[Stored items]

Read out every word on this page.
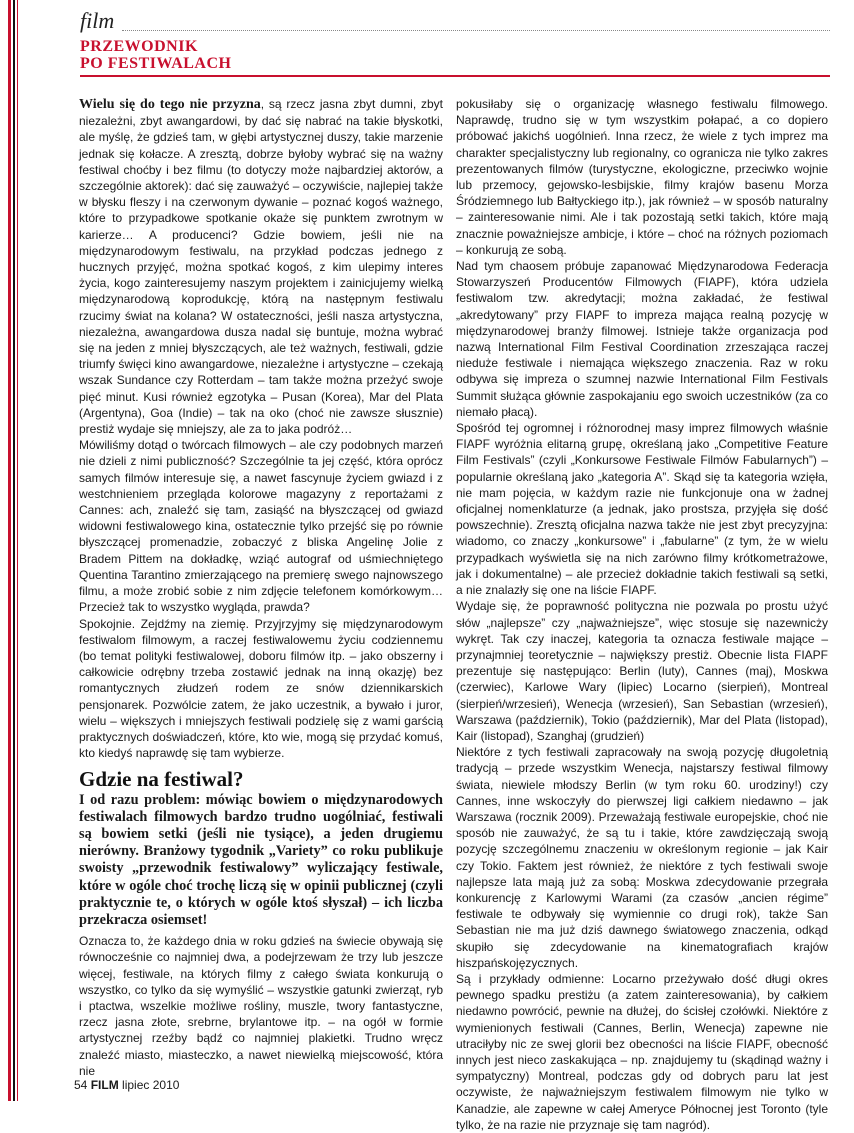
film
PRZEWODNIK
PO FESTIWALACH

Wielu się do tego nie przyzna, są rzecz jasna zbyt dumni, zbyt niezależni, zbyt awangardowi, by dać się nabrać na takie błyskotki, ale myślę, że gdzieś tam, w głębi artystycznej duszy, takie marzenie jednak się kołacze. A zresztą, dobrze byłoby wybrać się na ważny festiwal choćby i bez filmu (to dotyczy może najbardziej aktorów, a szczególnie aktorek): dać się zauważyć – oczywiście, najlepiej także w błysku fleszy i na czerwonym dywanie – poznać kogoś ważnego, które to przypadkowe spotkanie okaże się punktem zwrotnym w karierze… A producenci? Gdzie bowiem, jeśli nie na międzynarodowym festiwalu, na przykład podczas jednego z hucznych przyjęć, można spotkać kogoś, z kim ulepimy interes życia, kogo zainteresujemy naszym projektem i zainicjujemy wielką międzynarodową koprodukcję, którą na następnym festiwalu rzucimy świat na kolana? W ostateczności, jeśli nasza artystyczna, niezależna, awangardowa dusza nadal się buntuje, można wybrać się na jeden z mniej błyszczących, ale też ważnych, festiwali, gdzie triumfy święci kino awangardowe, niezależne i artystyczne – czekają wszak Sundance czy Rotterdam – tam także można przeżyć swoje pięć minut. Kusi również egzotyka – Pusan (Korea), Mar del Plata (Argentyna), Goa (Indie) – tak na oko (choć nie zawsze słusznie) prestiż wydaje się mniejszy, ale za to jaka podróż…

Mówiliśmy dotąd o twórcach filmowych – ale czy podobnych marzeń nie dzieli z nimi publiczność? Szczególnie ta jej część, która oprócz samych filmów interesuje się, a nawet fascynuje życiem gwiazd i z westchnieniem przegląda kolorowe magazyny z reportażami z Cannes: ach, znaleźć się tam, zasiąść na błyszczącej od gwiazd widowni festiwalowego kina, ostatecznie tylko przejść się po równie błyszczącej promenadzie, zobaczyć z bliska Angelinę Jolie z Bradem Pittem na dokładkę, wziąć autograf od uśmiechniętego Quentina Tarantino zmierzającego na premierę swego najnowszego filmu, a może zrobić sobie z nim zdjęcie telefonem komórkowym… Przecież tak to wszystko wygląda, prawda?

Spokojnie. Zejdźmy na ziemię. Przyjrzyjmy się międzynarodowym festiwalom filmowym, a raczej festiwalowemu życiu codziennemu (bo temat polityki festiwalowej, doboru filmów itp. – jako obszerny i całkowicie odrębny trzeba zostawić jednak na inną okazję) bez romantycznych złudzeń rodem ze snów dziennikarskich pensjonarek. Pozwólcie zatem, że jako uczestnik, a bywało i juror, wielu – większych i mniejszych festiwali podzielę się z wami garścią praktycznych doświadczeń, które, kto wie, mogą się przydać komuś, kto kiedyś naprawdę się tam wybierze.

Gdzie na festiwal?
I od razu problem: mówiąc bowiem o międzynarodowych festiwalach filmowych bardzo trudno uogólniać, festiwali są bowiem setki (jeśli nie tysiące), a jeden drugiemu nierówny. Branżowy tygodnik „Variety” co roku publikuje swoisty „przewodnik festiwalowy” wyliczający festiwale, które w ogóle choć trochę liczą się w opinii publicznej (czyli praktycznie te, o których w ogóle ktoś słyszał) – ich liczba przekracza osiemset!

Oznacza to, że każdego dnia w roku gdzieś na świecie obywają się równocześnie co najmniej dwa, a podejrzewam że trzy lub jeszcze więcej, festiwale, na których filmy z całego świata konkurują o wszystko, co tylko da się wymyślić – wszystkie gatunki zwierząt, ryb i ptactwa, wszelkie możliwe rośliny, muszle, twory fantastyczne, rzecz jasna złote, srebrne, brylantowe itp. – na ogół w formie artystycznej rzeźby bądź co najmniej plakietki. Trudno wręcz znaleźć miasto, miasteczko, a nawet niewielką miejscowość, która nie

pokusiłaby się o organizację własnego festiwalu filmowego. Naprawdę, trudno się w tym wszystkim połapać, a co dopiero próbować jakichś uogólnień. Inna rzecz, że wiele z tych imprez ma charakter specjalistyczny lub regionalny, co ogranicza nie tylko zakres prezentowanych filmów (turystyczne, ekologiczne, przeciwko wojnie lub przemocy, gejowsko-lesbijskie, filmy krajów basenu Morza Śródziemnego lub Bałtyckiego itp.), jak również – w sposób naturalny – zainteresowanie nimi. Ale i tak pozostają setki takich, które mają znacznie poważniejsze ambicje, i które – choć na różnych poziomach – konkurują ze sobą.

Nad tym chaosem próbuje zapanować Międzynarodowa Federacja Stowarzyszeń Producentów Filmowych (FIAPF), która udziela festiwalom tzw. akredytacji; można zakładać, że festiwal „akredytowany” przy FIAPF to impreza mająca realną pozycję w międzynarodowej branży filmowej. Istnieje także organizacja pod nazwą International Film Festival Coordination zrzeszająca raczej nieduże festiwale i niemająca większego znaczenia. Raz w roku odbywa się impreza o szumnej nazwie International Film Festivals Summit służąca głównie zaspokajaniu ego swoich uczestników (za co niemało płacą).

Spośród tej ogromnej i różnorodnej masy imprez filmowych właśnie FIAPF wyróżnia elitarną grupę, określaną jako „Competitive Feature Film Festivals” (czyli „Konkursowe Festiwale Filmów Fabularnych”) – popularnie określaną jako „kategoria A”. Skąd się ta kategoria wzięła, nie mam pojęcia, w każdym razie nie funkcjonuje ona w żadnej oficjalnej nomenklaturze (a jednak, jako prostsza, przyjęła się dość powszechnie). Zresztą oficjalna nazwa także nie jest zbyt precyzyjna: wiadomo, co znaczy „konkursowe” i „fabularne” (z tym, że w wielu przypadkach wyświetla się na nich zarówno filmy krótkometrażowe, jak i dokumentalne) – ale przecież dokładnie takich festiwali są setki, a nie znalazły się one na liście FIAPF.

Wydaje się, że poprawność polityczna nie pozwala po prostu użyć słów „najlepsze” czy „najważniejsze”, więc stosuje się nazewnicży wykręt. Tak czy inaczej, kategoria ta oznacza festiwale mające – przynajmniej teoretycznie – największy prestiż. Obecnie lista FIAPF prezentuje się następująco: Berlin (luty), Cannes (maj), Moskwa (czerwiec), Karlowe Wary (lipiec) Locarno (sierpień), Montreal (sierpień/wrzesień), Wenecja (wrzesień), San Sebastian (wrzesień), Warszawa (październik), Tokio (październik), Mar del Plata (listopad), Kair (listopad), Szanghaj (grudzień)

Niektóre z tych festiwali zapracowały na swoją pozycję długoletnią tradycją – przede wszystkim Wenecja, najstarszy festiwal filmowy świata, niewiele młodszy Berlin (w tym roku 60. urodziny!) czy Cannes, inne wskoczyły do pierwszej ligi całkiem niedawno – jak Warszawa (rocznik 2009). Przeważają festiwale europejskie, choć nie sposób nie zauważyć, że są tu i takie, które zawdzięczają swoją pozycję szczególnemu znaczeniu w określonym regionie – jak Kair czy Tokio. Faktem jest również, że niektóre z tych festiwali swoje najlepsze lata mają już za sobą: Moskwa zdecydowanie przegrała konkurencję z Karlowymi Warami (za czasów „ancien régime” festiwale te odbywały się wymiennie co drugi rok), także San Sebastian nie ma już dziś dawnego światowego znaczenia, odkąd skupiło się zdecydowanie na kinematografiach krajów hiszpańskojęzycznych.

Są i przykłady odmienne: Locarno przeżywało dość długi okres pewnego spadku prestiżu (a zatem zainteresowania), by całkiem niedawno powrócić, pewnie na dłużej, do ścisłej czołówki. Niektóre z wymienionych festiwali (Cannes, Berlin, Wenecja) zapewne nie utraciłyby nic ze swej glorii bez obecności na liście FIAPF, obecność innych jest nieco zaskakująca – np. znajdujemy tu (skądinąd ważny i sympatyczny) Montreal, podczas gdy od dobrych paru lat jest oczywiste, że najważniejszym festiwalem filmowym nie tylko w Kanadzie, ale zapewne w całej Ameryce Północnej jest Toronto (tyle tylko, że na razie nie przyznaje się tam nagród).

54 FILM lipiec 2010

--

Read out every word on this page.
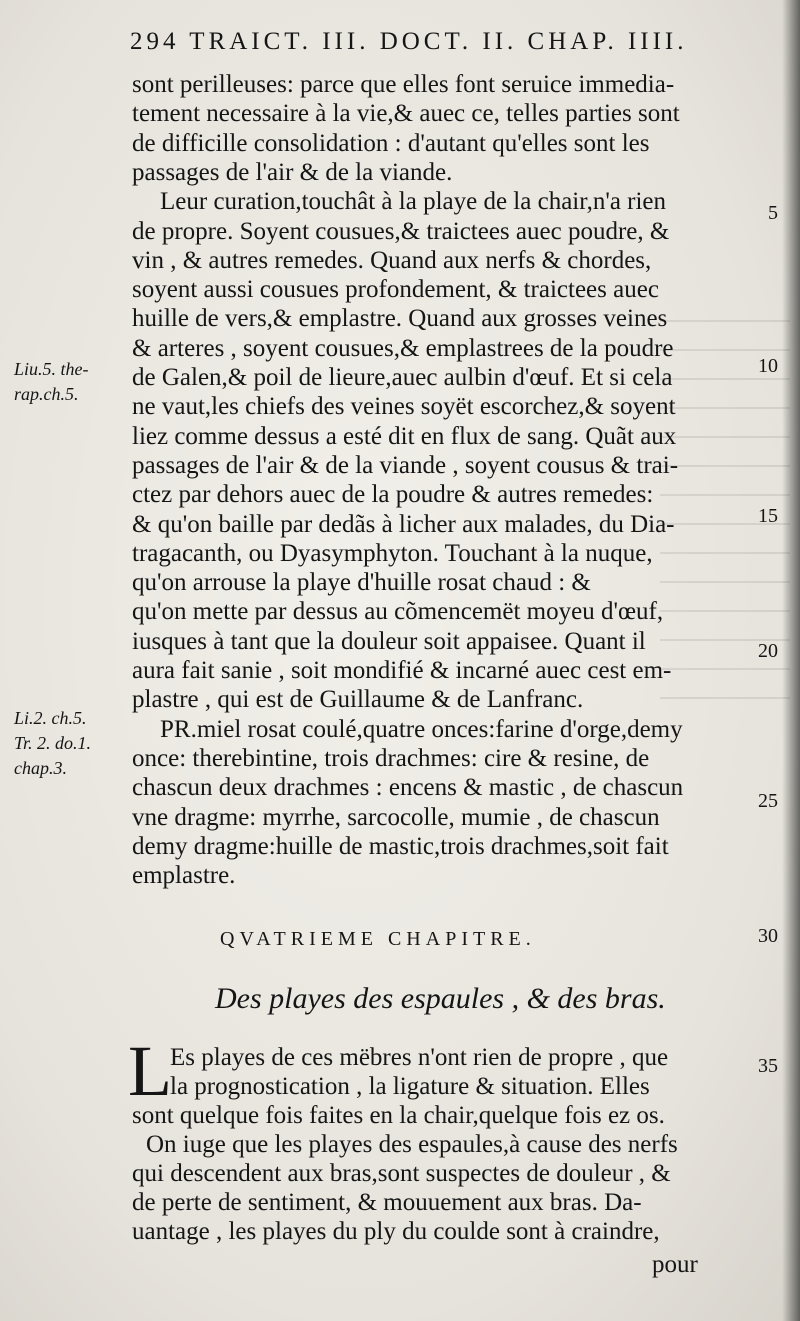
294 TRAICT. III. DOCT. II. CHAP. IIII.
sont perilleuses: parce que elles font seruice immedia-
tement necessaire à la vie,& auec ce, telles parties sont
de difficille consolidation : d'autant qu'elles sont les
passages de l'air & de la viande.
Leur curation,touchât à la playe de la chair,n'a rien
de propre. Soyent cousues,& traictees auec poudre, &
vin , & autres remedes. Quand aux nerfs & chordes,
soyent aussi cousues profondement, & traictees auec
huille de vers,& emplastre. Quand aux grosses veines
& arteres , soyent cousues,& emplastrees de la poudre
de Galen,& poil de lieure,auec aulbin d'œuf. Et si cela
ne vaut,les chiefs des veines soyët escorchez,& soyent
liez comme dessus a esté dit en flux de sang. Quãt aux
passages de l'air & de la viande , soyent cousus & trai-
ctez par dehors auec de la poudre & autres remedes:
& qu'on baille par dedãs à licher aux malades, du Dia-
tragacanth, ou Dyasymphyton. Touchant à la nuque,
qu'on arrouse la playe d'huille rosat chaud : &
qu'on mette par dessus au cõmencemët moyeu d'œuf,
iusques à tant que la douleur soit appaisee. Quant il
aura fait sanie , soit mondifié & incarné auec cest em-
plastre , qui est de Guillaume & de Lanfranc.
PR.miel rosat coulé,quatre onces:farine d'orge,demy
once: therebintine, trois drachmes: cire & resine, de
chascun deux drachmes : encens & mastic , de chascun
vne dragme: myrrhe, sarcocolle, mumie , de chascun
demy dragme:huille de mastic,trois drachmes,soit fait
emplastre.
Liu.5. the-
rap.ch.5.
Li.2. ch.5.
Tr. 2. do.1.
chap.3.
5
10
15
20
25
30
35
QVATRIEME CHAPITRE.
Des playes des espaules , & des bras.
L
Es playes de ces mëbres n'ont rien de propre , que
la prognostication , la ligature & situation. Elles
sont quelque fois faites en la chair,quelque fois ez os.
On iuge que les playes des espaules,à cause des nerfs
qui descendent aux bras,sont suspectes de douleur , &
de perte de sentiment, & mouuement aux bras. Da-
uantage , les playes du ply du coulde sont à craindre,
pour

* [Requirements]:
Copy every line in the records above that contains the word "cousues".

* [Written solution]:
de propre. Soyent cousues,& traictees auec poudre, &
soyent aussi cousues profondement, & traictees auec
& arteres , soyent cousues,& emplastrees de la poudre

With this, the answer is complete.